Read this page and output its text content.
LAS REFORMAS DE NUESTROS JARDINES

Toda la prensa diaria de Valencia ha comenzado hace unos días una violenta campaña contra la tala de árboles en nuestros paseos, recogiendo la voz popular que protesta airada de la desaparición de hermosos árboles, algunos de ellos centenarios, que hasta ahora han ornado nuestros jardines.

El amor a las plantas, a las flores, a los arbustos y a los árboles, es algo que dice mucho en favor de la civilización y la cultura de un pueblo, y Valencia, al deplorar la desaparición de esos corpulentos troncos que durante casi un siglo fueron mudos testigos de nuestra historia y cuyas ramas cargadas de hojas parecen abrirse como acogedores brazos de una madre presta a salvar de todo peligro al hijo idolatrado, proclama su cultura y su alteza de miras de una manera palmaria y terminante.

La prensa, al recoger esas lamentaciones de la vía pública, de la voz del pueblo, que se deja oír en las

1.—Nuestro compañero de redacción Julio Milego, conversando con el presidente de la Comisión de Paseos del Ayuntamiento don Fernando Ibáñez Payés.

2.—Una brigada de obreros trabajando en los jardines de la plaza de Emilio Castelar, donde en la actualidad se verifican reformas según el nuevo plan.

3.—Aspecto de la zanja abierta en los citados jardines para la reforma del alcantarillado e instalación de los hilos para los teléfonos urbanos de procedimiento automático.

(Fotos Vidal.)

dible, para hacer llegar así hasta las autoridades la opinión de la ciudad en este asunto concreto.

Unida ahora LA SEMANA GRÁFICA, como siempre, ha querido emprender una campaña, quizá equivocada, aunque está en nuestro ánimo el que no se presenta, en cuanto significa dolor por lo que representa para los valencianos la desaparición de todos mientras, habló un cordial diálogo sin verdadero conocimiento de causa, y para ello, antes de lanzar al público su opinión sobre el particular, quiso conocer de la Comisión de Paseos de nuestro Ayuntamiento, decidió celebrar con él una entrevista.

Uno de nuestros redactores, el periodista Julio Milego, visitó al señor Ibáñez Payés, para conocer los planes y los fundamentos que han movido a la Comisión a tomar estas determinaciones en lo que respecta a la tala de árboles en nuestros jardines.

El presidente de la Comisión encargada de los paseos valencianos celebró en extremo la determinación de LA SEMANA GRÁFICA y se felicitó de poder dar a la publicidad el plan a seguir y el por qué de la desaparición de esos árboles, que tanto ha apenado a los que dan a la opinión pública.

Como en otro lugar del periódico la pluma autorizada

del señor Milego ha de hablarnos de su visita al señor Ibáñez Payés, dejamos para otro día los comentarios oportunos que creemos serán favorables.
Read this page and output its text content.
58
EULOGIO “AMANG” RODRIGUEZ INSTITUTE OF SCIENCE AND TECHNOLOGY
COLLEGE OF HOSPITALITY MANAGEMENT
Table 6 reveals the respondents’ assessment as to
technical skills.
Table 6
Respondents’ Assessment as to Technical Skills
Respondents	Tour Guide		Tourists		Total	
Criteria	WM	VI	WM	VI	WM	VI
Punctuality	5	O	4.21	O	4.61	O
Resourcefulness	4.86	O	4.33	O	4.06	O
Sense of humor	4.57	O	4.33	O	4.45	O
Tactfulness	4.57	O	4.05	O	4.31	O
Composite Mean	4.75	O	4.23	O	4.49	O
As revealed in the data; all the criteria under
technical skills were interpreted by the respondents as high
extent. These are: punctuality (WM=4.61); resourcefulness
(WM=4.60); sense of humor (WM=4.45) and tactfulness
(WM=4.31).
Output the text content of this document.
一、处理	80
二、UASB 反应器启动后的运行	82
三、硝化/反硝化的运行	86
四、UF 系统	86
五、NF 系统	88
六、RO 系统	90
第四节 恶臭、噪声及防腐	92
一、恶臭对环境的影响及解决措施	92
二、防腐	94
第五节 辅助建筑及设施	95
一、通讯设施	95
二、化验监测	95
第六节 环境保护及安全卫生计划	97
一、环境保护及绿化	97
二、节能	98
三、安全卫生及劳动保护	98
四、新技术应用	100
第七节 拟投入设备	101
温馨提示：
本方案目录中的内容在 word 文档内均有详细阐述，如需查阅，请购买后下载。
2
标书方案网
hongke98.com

--------------------------------------------------

Your answer should consist only of the lines from the one with "Output the text content of this document." through the end of the data above, reproduced exactly.

Output the text content of this document.
一、处理	80
二、UASB 反应器启动后的运行	82
三、硝化/反硝化的运行	86
四、UF 系统	86
五、NF 系统	88
六、RO 系统	90
第四节 恶臭、噪声及防腐	92
一、恶臭对环境的影响及解决措施	92
二、防腐	94
第五节 辅助建筑及设施	95
一、通讯设施	95
二、化验监测	95
第六节 环境保护及安全卫生计划	97
一、环境保护及绿化	97
二、节能	98
三、安全卫生及劳动保护	98
四、新技术应用	100
第七节 拟投入设备	101
温馨提示：
本方案目录中的内容在 word 文档内均有详细阐述，如需查阅，请购买后下载。
2
标书方案网
hongke98.com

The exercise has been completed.